● Material provided:
** BEGIN **

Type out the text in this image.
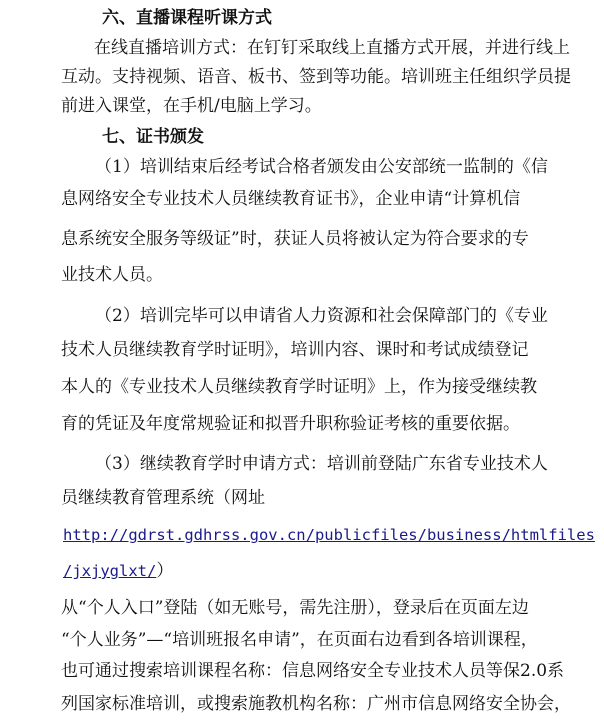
六、直播课程听课方式
在线直播培训方式：在钉钉采取线上直播方式开展，并进行线上
互动。支持视频、语音、板书、签到等功能。培训班主任组织学员提
前进入课堂，在手机/电脑上学习。
七、证书颁发
（1）培训结束后经考试合格者颁发由公安部统一监制的《信
息网络安全专业技术人员继续教育证书》，企业申请“计算机信
息系统安全服务等级证”时，获证人员将被认定为符合要求的专
业技术人员。
（2）培训完毕可以申请省人力资源和社会保障部门的《专业
技术人员继续教育学时证明》，培训内容、课时和考试成绩登记
本人的《专业技术人员继续教育学时证明》上，作为接受继续教
育的凭证及年度常规验证和拟晋升职称验证考核的重要依据。
（3）继续教育学时申请方式：培训前登陆广东省专业技术人
员继续教育管理系统（网址
http://gdrst.gdhrss.gov.cn/publicfiles/business/htmlfiles
/jxjyglxt/）
从“个人入口”登陆（如无账号，需先注册），登录后在页面左边
“个人业务”—“培训班报名申请”，在页面右边看到各培训课程，
也可通过搜索培训课程名称：信息网络安全专业技术人员等保2.0系
列国家标准培训，或搜索施教机构名称：广州市信息网络安全协会，
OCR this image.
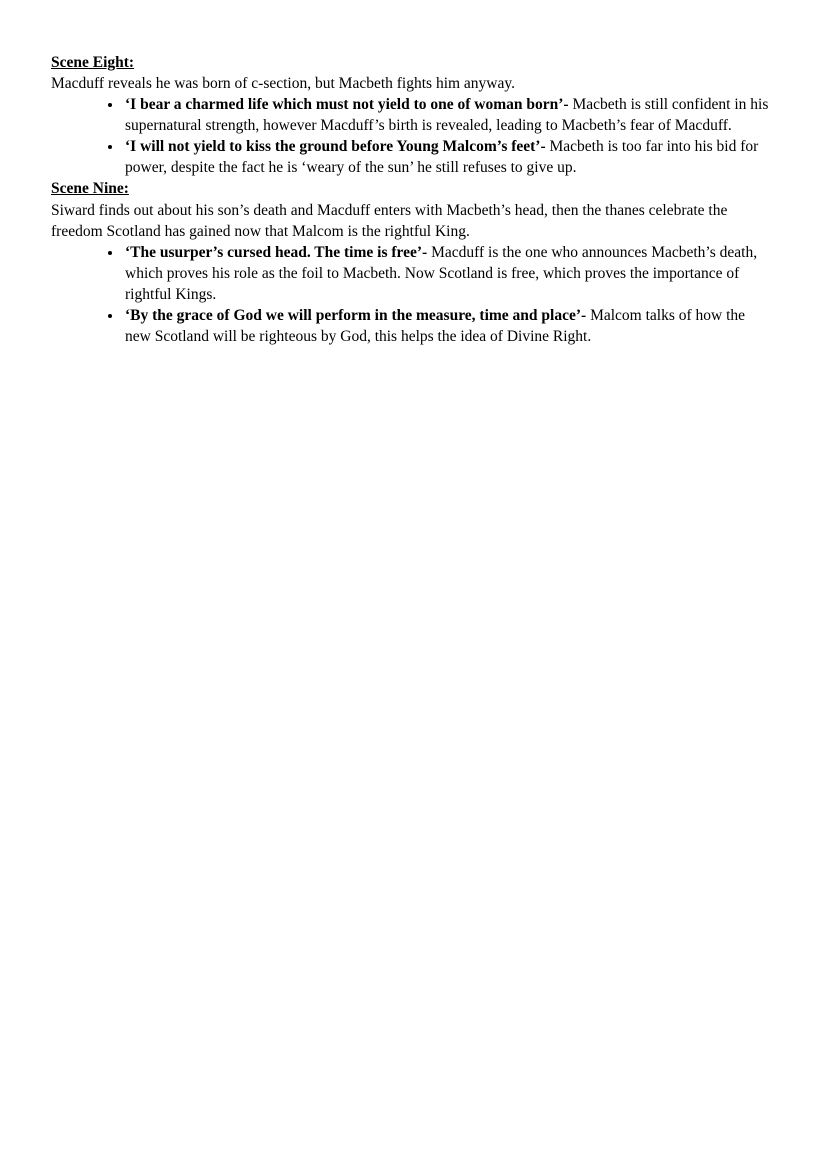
Scene Eight:

Macduff reveals he was born of c-section, but Macbeth fights him anyway.

• ‘I bear a charmed life which must not yield to one of woman born’- Macbeth is still confident in his supernatural strength, however Macduff’s birth is revealed, leading to Macbeth’s fear of Macduff.
• ‘I will not yield to kiss the ground before Young Malcom’s feet’- Macbeth is too far into his bid for power, despite the fact he is ‘weary of the sun’ he still refuses to give up.
Scene Nine:

Siward finds out about his son’s death and Macduff enters with Macbeth’s head, then the thanes celebrate the freedom Scotland has gained now that Malcom is the rightful King.

• ‘The usurper’s cursed head. The time is free’- Macduff is the one who announces Macbeth’s death, which proves his role as the foil to Macbeth. Now Scotland is free, which proves the importance of rightful Kings.
• ‘By the grace of God we will perform in the measure, time and place’- Malcom talks of how the new Scotland will be righteous by God, this helps the idea of Divine Right.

** END **

Copy the final portion of the records: every line from the one containing "OCR this image." through the last, word for word, without pictures.

● Solution below:
OCR this image.
Scene Eight:

Macduff reveals he was born of c-section, but Macbeth fights him anyway.

• ‘I bear a charmed life which must not yield to one of woman born’- Macbeth is still confident in his supernatural strength, however Macduff’s birth is revealed, leading to Macbeth’s fear of Macduff.
• ‘I will not yield to kiss the ground before Young Malcom’s feet’- Macbeth is too far into his bid for power, despite the fact he is ‘weary of the sun’ he still refuses to give up.
Scene Nine:

Siward finds out about his son’s death and Macduff enters with Macbeth’s head, then the thanes celebrate the freedom Scotland has gained now that Malcom is the rightful King.

• ‘The usurper’s cursed head. The time is free’- Macduff is the one who announces Macbeth’s death, which proves his role as the foil to Macbeth. Now Scotland is free, which proves the importance of rightful Kings.
• ‘By the grace of God we will perform in the measure, time and place’- Malcom talks of how the new Scotland will be righteous by God, this helps the idea of Divine Right.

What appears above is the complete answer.